··· SUPPLIED DATA
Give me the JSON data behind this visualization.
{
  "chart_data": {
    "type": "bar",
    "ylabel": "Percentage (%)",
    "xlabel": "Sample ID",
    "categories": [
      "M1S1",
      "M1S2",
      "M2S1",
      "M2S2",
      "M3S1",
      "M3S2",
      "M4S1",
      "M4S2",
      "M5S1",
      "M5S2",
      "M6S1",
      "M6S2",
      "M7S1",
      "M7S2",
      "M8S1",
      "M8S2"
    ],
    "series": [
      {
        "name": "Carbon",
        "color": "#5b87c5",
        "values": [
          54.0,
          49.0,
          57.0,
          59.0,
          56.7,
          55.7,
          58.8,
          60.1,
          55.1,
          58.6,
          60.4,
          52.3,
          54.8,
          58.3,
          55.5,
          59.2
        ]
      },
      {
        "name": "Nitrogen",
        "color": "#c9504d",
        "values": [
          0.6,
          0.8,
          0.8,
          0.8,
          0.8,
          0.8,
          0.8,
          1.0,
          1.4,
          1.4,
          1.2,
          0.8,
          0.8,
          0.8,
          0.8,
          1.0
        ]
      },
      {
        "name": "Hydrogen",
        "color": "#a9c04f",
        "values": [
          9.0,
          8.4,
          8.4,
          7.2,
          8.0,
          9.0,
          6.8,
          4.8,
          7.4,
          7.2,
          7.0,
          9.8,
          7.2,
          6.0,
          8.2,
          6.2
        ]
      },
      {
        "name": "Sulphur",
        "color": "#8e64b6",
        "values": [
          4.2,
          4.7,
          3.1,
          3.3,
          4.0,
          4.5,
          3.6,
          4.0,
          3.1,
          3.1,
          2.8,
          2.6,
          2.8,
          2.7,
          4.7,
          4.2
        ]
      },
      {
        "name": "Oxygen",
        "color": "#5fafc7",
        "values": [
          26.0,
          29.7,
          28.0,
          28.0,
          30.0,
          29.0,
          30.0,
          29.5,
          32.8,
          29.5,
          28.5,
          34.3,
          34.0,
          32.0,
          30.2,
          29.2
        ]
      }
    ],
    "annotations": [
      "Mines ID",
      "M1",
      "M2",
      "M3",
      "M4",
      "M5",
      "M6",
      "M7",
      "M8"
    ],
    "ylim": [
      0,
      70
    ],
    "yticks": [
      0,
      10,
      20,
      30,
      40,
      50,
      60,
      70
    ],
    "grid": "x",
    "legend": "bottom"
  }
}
······
# GIVEN INSTRUCTION
Only lines with the string "color" belong in your answer; copy each one.

# RESULT OF THE EXERCISE
        "color": "#5b87c5",
        "color": "#c9504d",
        "color": "#a9c04f",
        "color": "#8e64b6",
        "color": "#5fafc7",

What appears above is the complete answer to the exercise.